## INSTRUCTION:
Retype the whole listing verbatim and keep the pictures out of it.

— start —

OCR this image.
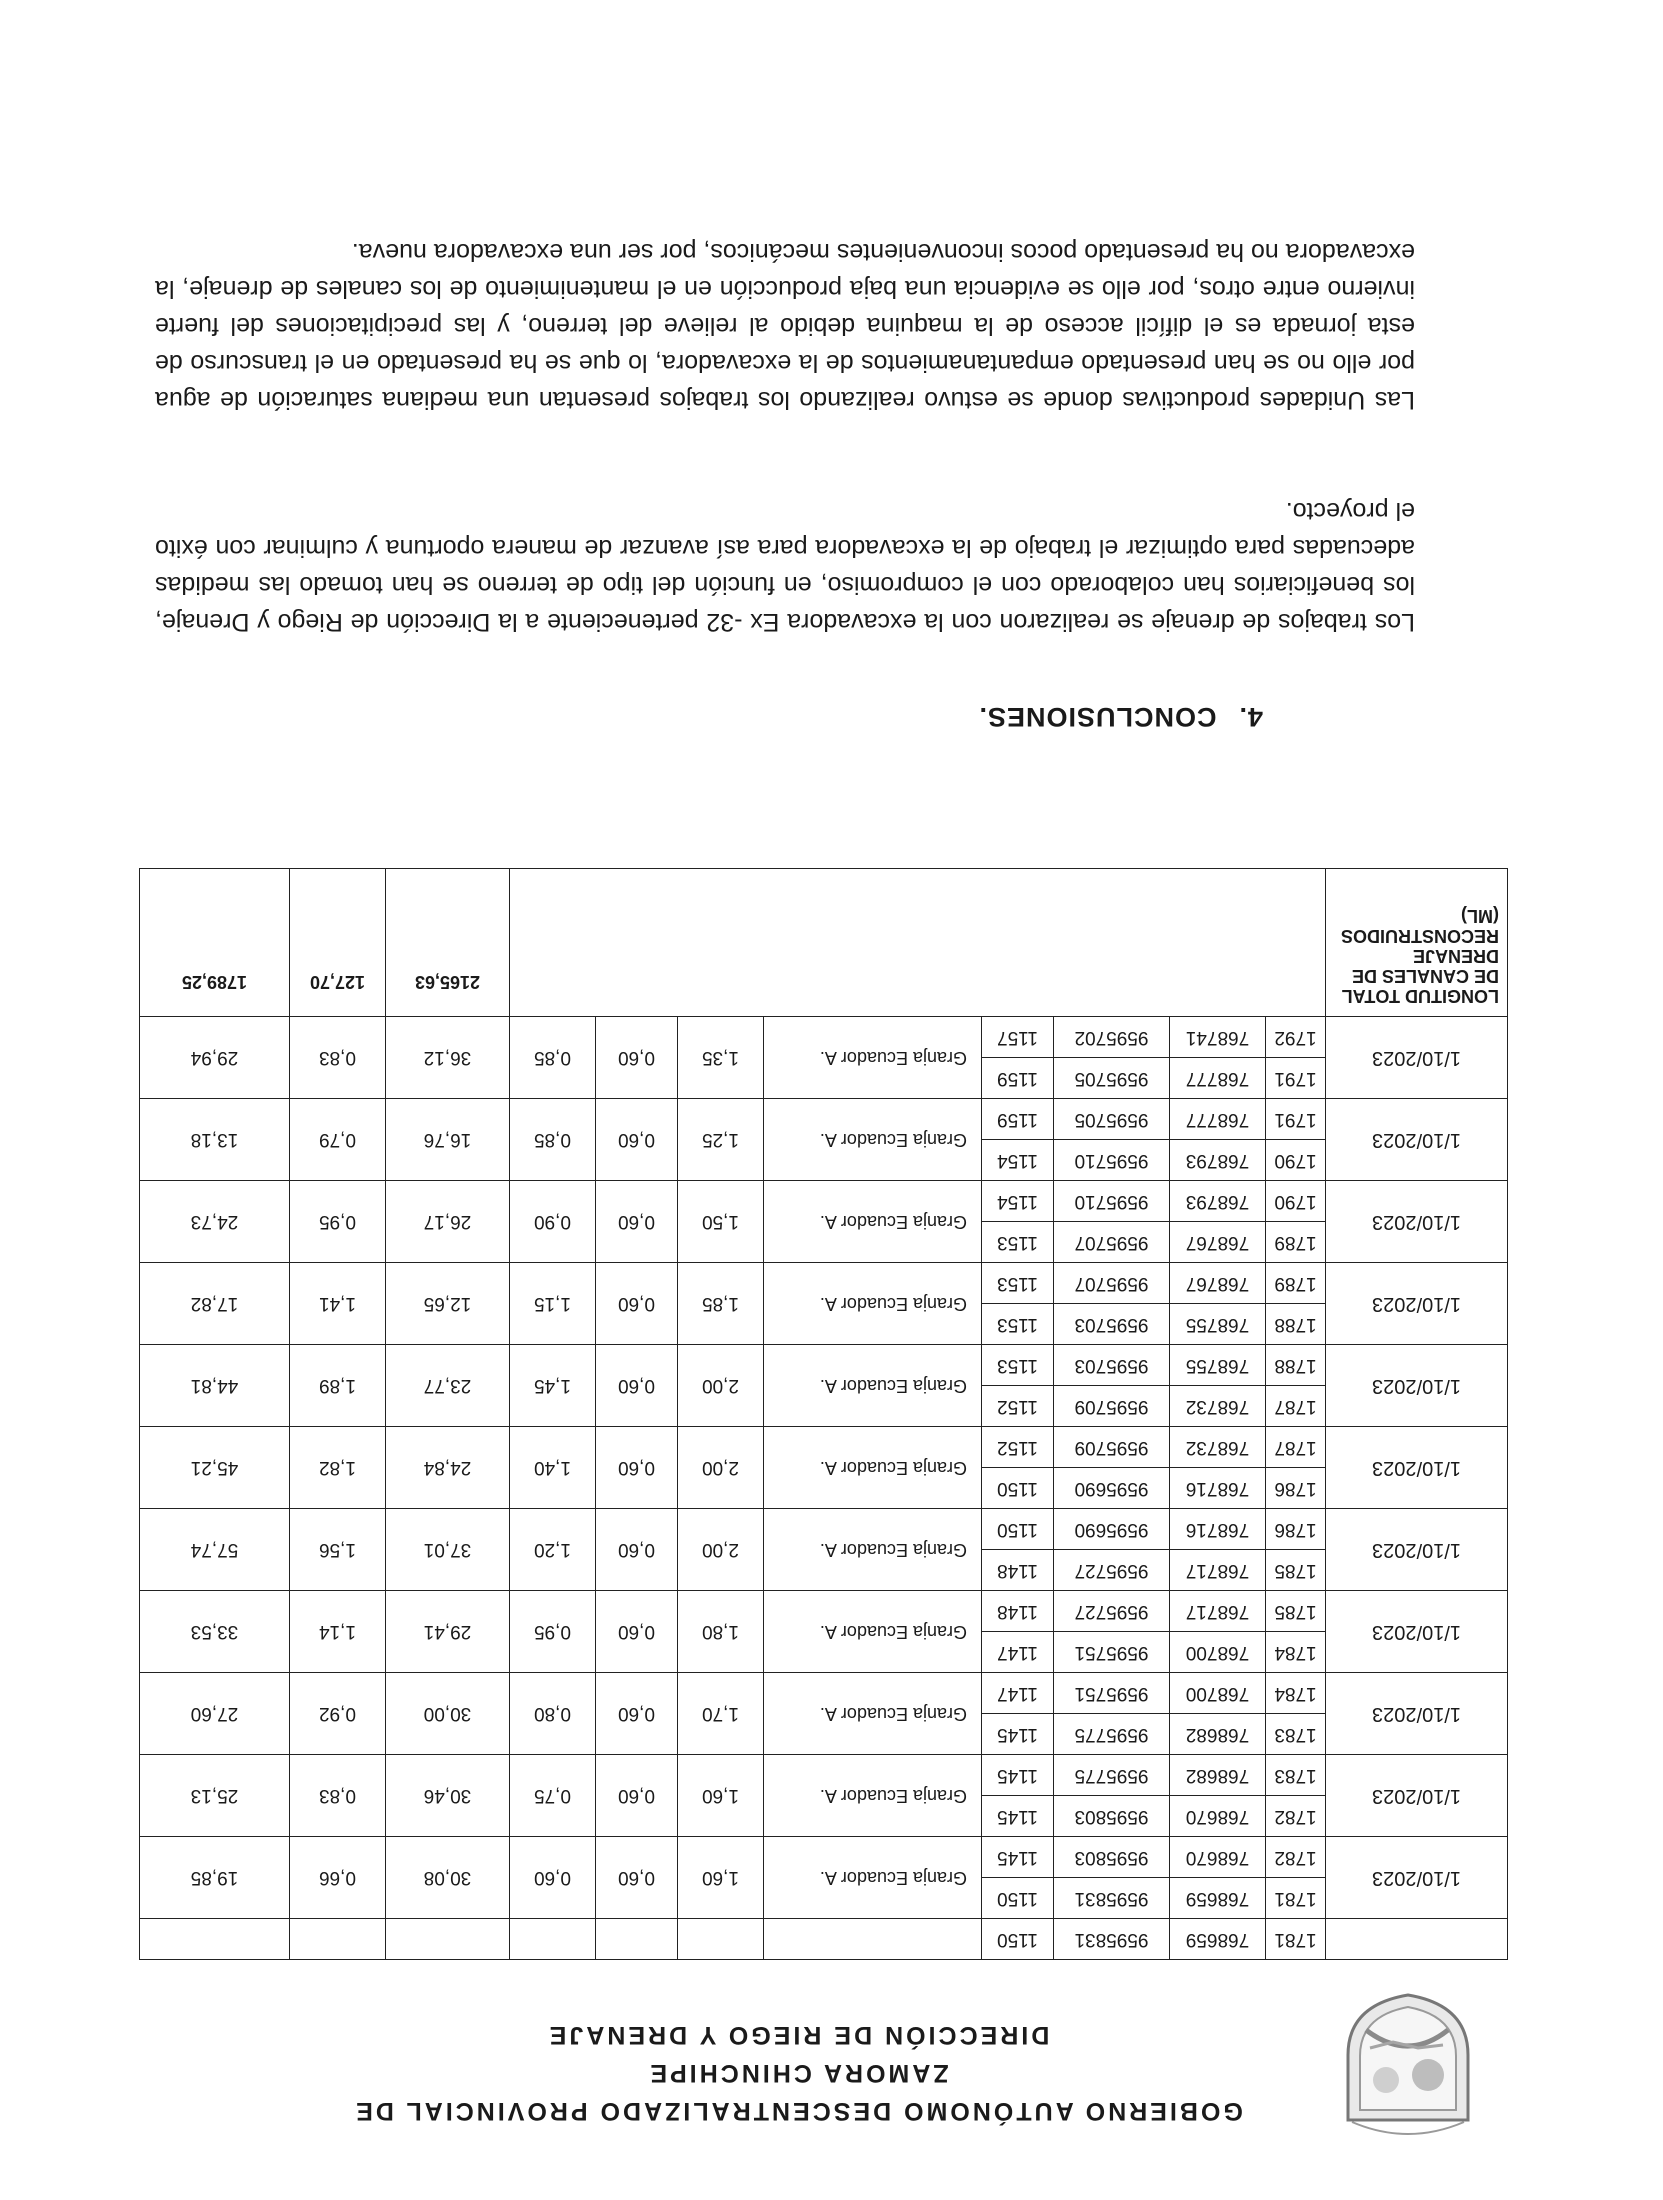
GOBIERNO AUTÓNOMO DESCENTRALIZADO PROVINCIAL DE
ZAMORA CHINCHIPE
DIRECCIÓN DE RIEGO Y DRENAJE
	1781	768659	9595831	1150							
1/10/2023	1781	768659	9595831	1150	Granja Ecuador A.	1,60	0,60	0,60	30,08	0,66	19,85
	1782	768670	9595803	1145							
1/10/2023	1782	768670	9595803	1145	Granja Ecuador A.	1,60	0,60	0,75	30,46	0,83	25,13
	1783	768682	9595775	1145							
1/10/2023	1783	768682	9595775	1145	Granja Ecuador A.	1,70	0,60	0,80	30,00	0,92	27,60
	1784	768700	9595751	1147							
1/10/2023	1784	768700	9595751	1147	Granja Ecuador A.	1,80	0,60	0,95	29,41	1,14	33,53
	1785	768717	9595727	1148							
1/10/2023	1785	768717	9595727	1148	Granja Ecuador A.	2,00	0,60	1,20	37,01	1,56	57,74
	1786	768716	9595690	1150							
1/10/2023	1786	768716	9595690	1150	Granja Ecuador A.	2,00	0,60	1,40	24,84	1,82	45,21
	1787	768732	9595709	1152							
1/10/2023	1787	768732	9595709	1152	Granja Ecuador A.	2,00	0,60	1,45	23,77	1,89	44,81
	1788	768755	9595703	1153							
1/10/2023	1788	768755	9595703	1153	Granja Ecuador A.	1,85	0,60	1,15	12,65	1,41	17,82
	1789	768767	9595707	1153							
1/10/2023	1789	768767	9595707	1153	Granja Ecuador A.	1,50	0,60	0,90	26,17	0,95	24,73
	1790	768793	9595710	1154							
1/10/2023	1790	768793	9595710	1154	Granja Ecuador A.	1,25	0,60	0,85	16,76	0,79	13,18
	1791	768777	9595705	1159							
1/10/2023	1791	768777	9595705	1159	Granja Ecuador A.	1,35	0,60	0,85	36,12	0,83	29,94
	1792	768741	9595702	1157							
LONGITUD TOTAL DE CANALES DE DRENAJE RECONSTRUIDOS (ML)									2165,63	127,70	1789,25
4.CONCLUSIONES.

Los trabajos de drenaje se realizaron con la excavadora Ex -32 perteneciente a la Dirección de Riego y Drenaje, los beneficiarios han colaborado con el compromiso, en función del tipo de terreno se han tomado las medidas adecuadas para optimizar el trabajo de la excavadora para así avanzar de manera oportuna y culminar con éxito el proyecto.

Las Unidades productivas donde se estuvo realizando los trabajos presentan una mediana saturación de agua por ello no se han presentado empantanamientos de la excavadora, lo que se ha presentado en el transcurso de esta jornada es el difícil acceso de la maquina debido al relieve del terreno, y las precipitaciones del fuerte invierno entre otros, por ello se evidencia una baja producción en el mantenimiento de los canales de drenaje, la excavadora no ha presentado pocos inconvenientes mecánicos, por ser una excavadora nueva.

— end —

## RESPONSE TO THIS TASK:
OCR this image.
GOBIERNO AUTÓNOMO DESCENTRALIZADO PROVINCIAL DE
ZAMORA CHINCHIPE
DIRECCIÓN DE RIEGO Y DRENAJE
	1781	768659	9595831	1150							
1/10/2023	1781	768659	9595831	1150	Granja Ecuador A.	1,60	0,60	0,60	30,08	0,66	19,85
	1782	768670	9595803	1145							
1/10/2023	1782	768670	9595803	1145	Granja Ecuador A.	1,60	0,60	0,75	30,46	0,83	25,13
	1783	768682	9595775	1145							
1/10/2023	1783	768682	9595775	1145	Granja Ecuador A.	1,70	0,60	0,80	30,00	0,92	27,60
	1784	768700	9595751	1147							
1/10/2023	1784	768700	9595751	1147	Granja Ecuador A.	1,80	0,60	0,95	29,41	1,14	33,53
	1785	768717	9595727	1148							
1/10/2023	1785	768717	9595727	1148	Granja Ecuador A.	2,00	0,60	1,20	37,01	1,56	57,74
	1786	768716	9595690	1150							
1/10/2023	1786	768716	9595690	1150	Granja Ecuador A.	2,00	0,60	1,40	24,84	1,82	45,21
	1787	768732	9595709	1152							
1/10/2023	1787	768732	9595709	1152	Granja Ecuador A.	2,00	0,60	1,45	23,77	1,89	44,81
	1788	768755	9595703	1153							
1/10/2023	1788	768755	9595703	1153	Granja Ecuador A.	1,85	0,60	1,15	12,65	1,41	17,82
	1789	768767	9595707	1153							
1/10/2023	1789	768767	9595707	1153	Granja Ecuador A.	1,50	0,60	0,90	26,17	0,95	24,73
	1790	768793	9595710	1154							
1/10/2023	1790	768793	9595710	1154	Granja Ecuador A.	1,25	0,60	0,85	16,76	0,79	13,18
	1791	768777	9595705	1159							
1/10/2023	1791	768777	9595705	1159	Granja Ecuador A.	1,35	0,60	0,85	36,12	0,83	29,94
	1792	768741	9595702	1157							
LONGITUD TOTAL DE CANALES DE DRENAJE RECONSTRUIDOS (ML)									2165,63	127,70	1789,25
4.CONCLUSIONES.

Los trabajos de drenaje se realizaron con la excavadora Ex -32 perteneciente a la Dirección de Riego y Drenaje, los beneficiarios han colaborado con el compromiso, en función del tipo de terreno se han tomado las medidas adecuadas para optimizar el trabajo de la excavadora para así avanzar de manera oportuna y culminar con éxito el proyecto.

Las Unidades productivas donde se estuvo realizando los trabajos presentan una mediana saturación de agua por ello no se han presentado empantanamientos de la excavadora, lo que se ha presentado en el transcurso de esta jornada es el difícil acceso de la maquina debido al relieve del terreno, y las precipitaciones del fuerte invierno entre otros, por ello se evidencia una baja producción en el mantenimiento de los canales de drenaje, la excavadora no ha presentado pocos inconvenientes mecánicos, por ser una excavadora nueva.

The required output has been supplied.